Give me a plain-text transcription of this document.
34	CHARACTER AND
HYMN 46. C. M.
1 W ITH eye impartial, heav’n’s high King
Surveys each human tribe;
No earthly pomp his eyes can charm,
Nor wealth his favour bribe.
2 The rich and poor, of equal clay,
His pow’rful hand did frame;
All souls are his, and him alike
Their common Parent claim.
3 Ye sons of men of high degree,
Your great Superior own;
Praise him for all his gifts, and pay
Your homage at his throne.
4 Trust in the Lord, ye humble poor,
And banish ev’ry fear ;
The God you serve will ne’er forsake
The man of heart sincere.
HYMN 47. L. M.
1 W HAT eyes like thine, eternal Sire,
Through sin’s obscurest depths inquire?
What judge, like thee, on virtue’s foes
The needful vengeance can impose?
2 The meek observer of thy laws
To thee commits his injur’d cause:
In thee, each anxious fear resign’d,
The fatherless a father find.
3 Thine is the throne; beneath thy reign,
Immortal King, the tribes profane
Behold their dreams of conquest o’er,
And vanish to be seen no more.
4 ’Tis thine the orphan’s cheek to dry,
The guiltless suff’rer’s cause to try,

════════════════════

** Your task **
From the records above, extract each line exactly as shown.

** Response to the exercise **
Give me a plain-text transcription of this document.
34	CHARACTER AND
HYMN 46. C. M.
1 W ITH eye impartial, heav’n’s high King
Surveys each human tribe;
No earthly pomp his eyes can charm,
Nor wealth his favour bribe.
2 The rich and poor, of equal clay,
His pow’rful hand did frame;
All souls are his, and him alike
Their common Parent claim.
3 Ye sons of men of high degree,
Your great Superior own;
Praise him for all his gifts, and pay
Your homage at his throne.
4 Trust in the Lord, ye humble poor,
And banish ev’ry fear ;
The God you serve will ne’er forsake
The man of heart sincere.
HYMN 47. L. M.
1 W HAT eyes like thine, eternal Sire,
Through sin’s obscurest depths inquire?
What judge, like thee, on virtue’s foes
The needful vengeance can impose?
2 The meek observer of thy laws
To thee commits his injur’d cause:
In thee, each anxious fear resign’d,
The fatherless a father find.
3 Thine is the throne; beneath thy reign,
Immortal King, the tribes profane
Behold their dreams of conquest o’er,
And vanish to be seen no more.
4 ’Tis thine the orphan’s cheek to dry,
The guiltless suff’rer’s cause to try,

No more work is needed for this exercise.